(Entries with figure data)
* * * *
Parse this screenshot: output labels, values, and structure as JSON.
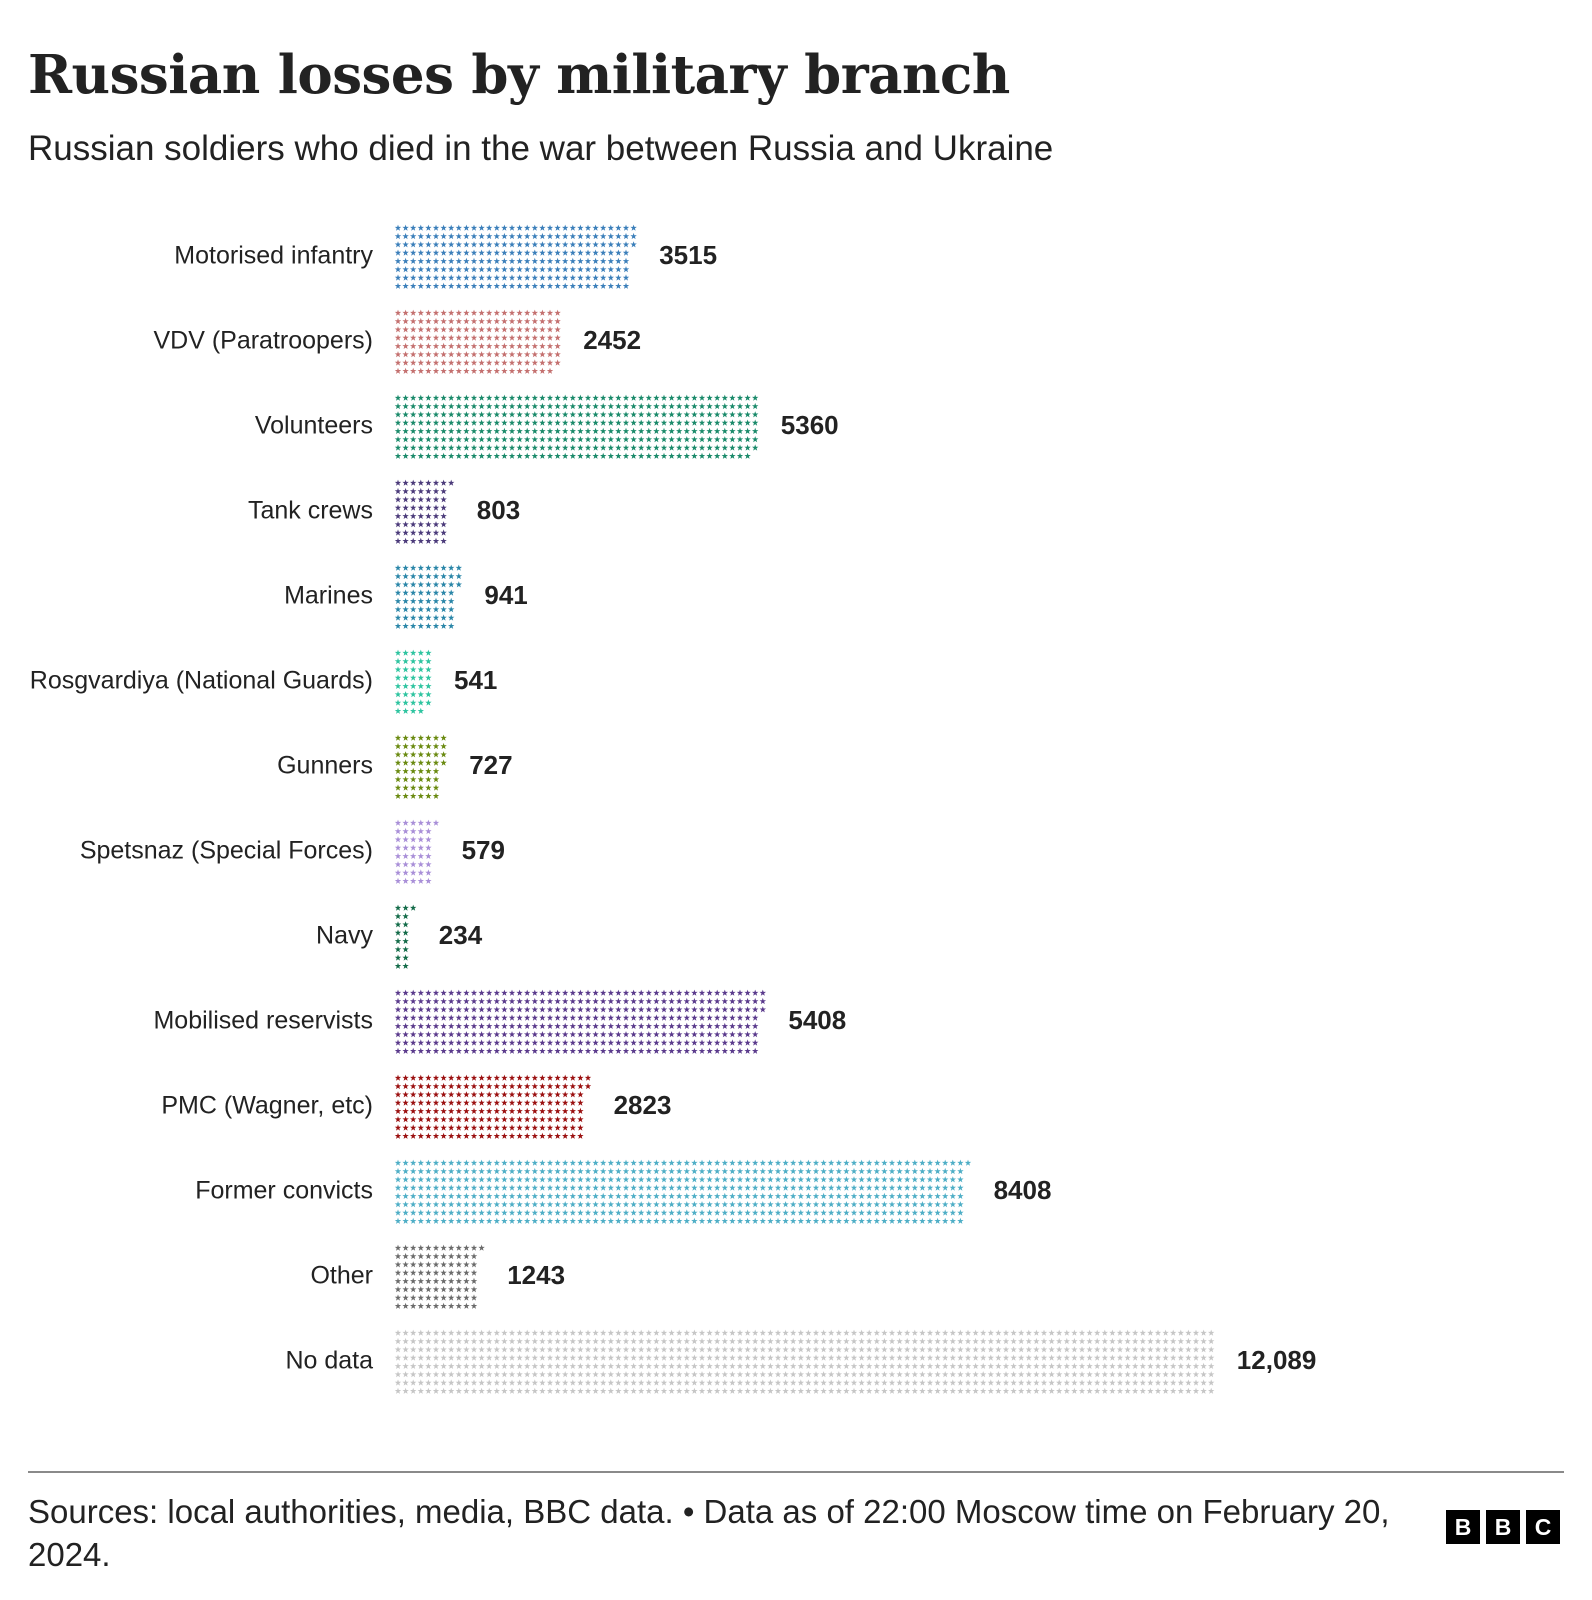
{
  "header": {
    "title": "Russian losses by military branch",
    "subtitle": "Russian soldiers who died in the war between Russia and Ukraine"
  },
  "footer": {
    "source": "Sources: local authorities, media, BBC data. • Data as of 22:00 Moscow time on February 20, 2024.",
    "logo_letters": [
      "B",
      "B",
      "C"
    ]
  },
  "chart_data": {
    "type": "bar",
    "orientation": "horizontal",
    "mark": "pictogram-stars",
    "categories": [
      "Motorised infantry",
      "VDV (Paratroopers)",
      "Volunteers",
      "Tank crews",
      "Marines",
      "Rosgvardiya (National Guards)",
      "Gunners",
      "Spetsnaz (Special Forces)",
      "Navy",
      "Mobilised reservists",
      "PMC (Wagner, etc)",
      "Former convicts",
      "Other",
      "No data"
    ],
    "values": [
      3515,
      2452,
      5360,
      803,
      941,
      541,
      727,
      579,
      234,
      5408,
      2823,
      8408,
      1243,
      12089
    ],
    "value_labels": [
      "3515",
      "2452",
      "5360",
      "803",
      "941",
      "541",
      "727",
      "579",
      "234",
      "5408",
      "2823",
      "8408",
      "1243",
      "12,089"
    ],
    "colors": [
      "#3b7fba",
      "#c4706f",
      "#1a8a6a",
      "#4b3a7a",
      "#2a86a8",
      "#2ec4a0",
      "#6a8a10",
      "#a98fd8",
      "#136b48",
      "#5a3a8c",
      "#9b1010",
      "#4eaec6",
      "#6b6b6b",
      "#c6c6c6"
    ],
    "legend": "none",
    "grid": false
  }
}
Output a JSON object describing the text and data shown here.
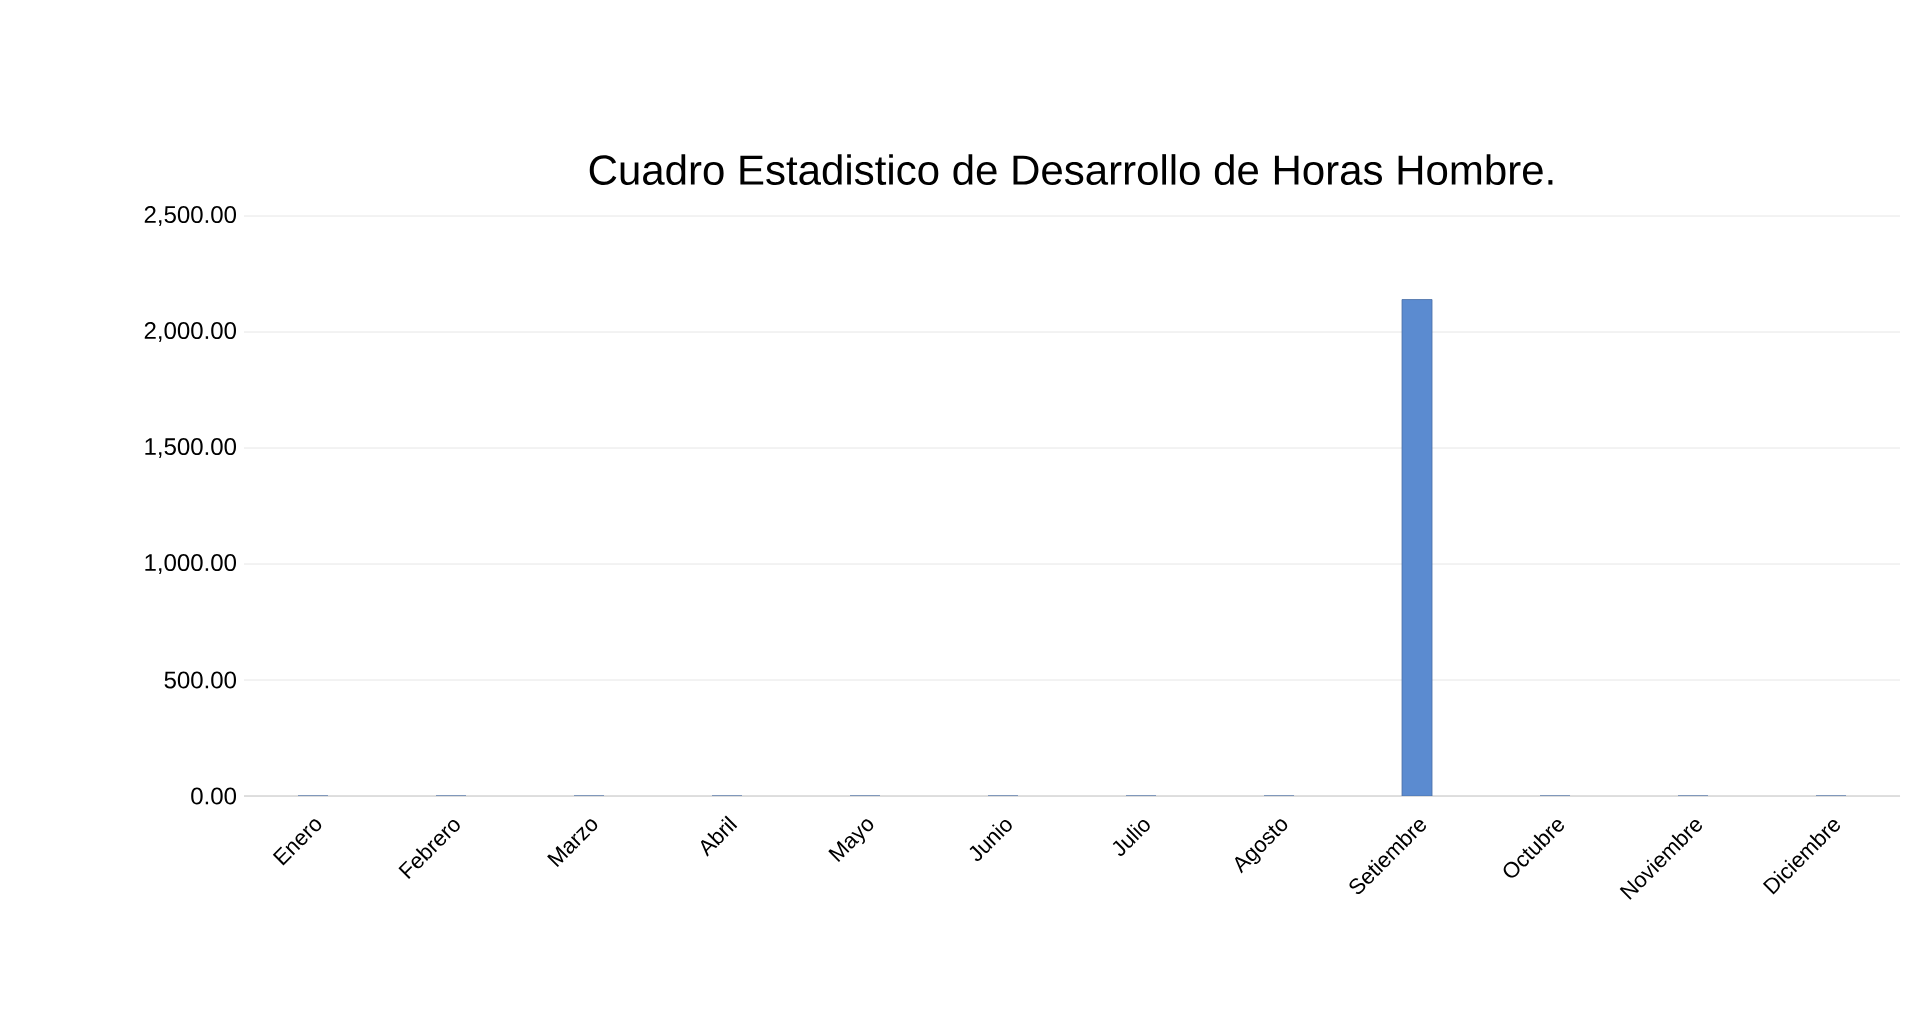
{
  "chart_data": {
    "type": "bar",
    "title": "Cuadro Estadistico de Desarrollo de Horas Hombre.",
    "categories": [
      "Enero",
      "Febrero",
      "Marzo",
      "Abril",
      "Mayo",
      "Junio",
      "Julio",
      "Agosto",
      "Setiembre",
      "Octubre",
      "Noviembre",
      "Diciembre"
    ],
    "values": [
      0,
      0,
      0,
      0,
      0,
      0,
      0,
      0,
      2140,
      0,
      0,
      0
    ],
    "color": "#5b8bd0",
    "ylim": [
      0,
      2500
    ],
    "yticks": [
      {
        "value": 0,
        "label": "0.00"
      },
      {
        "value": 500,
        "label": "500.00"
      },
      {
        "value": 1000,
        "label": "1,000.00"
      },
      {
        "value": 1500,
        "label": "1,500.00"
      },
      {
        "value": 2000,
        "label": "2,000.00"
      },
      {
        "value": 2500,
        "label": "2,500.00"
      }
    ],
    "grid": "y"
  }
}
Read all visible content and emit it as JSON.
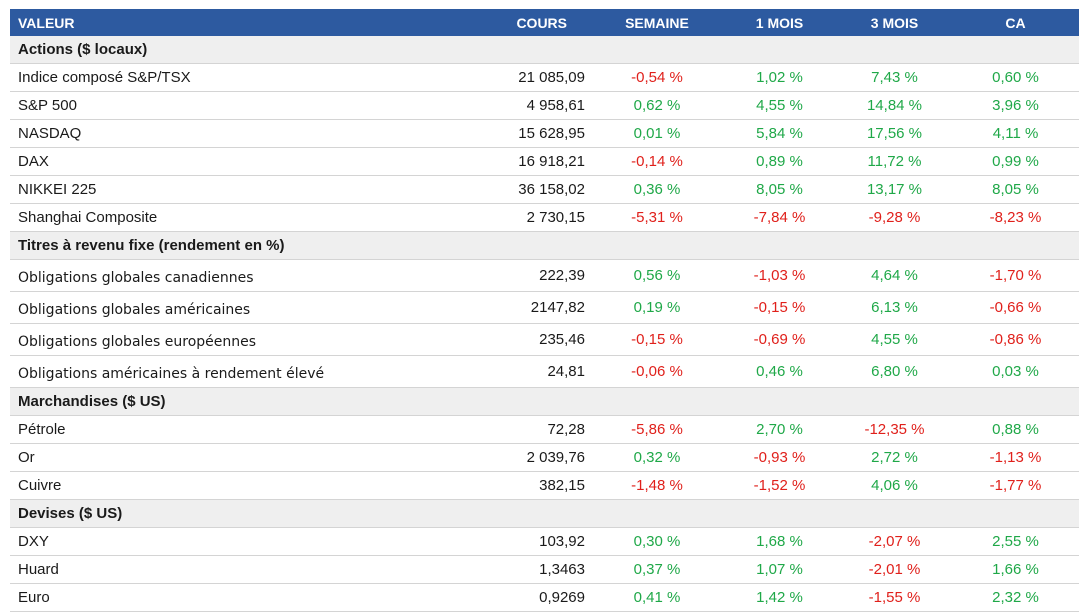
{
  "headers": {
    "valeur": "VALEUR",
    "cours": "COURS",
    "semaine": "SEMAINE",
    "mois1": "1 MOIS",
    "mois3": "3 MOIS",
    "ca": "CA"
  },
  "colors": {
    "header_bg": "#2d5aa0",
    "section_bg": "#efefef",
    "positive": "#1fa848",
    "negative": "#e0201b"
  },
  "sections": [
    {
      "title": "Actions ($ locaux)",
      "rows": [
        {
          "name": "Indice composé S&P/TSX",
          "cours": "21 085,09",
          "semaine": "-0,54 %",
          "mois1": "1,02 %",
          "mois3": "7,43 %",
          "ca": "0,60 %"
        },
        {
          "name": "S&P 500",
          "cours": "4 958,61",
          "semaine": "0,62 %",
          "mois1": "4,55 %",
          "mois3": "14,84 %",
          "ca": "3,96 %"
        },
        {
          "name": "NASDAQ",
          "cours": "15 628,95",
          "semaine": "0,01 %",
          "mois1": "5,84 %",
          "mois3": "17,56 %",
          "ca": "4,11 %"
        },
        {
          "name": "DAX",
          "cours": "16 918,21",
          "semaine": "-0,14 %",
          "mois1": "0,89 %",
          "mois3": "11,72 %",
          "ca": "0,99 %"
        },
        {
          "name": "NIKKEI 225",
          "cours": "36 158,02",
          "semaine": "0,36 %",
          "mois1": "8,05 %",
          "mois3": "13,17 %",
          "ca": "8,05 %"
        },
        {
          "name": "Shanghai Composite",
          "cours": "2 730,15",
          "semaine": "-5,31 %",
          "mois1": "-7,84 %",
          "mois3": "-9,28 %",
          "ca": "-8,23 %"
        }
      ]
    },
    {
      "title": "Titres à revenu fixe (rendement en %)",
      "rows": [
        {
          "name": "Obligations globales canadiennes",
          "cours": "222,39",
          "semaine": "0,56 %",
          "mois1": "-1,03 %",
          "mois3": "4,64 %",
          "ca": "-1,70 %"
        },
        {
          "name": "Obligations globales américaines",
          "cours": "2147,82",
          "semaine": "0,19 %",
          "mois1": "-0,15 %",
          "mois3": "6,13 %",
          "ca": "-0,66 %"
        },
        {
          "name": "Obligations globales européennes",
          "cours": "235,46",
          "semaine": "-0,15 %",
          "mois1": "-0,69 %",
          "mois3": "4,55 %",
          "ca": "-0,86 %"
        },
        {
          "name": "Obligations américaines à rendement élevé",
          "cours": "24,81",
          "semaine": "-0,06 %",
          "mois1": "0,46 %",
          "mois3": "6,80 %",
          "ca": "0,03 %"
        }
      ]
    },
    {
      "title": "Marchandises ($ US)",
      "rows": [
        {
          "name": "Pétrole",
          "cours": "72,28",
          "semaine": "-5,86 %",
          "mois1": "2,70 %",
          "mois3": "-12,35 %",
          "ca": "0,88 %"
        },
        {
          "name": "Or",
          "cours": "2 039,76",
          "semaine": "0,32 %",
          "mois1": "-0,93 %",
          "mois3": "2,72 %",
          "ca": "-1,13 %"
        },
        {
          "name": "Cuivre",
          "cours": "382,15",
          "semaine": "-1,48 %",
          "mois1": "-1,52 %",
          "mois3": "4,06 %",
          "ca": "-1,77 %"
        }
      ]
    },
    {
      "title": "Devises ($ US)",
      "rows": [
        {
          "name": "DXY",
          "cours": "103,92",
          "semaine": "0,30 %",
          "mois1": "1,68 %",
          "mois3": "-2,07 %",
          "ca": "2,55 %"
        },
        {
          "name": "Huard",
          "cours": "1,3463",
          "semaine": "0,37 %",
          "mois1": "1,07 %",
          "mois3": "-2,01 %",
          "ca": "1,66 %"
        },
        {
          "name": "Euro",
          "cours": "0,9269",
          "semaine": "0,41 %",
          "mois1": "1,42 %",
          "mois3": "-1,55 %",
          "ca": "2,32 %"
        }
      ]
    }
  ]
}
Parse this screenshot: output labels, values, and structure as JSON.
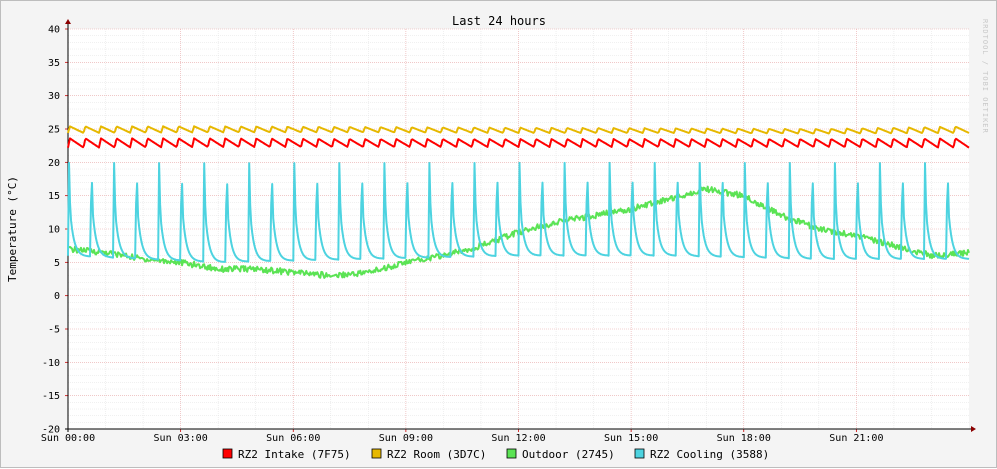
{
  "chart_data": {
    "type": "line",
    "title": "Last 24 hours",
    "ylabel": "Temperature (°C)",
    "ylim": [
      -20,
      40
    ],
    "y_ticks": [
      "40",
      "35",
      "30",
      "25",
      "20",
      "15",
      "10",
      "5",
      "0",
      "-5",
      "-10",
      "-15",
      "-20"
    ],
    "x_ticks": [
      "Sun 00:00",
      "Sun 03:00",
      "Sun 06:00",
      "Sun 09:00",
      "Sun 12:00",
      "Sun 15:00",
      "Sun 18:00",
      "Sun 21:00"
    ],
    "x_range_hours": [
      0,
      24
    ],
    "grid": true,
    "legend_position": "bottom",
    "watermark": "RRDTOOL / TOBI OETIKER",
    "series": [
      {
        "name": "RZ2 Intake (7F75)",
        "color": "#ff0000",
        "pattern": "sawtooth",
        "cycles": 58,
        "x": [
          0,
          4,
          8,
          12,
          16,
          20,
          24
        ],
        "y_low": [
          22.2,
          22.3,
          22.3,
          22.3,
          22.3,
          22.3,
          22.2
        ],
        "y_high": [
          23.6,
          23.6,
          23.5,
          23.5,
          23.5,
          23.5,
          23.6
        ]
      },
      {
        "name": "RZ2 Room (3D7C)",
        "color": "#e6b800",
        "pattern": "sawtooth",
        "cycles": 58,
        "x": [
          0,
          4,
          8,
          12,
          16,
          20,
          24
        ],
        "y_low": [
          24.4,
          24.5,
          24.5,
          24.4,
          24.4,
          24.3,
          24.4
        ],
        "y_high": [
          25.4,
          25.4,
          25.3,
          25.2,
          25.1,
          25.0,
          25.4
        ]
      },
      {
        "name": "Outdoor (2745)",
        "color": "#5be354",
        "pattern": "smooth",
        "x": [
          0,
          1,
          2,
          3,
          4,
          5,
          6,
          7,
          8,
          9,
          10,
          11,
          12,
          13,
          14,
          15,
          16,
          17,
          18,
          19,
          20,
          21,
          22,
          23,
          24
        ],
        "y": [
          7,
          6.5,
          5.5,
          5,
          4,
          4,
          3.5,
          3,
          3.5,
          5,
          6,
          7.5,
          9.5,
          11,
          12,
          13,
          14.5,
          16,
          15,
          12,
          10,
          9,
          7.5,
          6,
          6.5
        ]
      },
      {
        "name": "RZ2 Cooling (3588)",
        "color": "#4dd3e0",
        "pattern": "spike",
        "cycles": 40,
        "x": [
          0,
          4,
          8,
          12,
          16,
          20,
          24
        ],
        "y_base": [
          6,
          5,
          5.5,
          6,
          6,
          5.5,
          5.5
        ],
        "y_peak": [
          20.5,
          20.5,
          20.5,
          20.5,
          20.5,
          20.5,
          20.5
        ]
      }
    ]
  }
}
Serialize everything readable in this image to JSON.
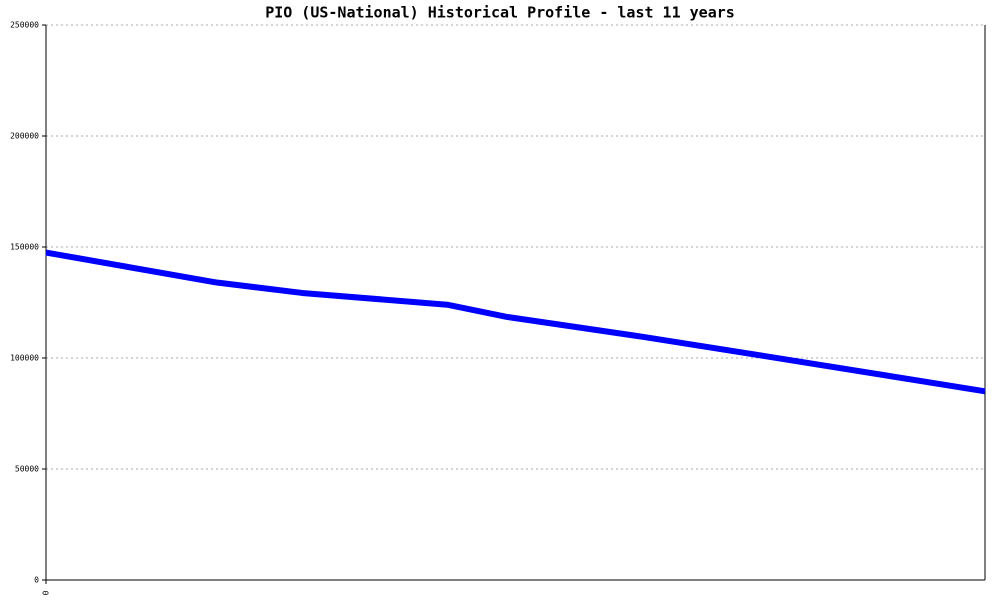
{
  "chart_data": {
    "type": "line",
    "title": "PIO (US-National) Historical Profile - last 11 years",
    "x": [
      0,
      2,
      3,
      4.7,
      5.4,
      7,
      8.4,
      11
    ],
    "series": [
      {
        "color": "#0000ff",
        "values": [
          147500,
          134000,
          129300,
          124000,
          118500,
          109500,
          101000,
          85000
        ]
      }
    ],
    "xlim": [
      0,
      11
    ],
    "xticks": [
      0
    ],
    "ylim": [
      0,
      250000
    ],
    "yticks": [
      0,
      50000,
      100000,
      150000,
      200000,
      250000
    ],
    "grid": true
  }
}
* * * *
> _Given request_: Pull out every line in the material above where "Obligations" occurs.

> _Result of the exercise_:
          "name": "Obligations globales canadiennes",
          "name": "Obligations globales américaines",
          "name": "Obligations globales européennes",
          "name": "Obligations américaines à rendement élevé",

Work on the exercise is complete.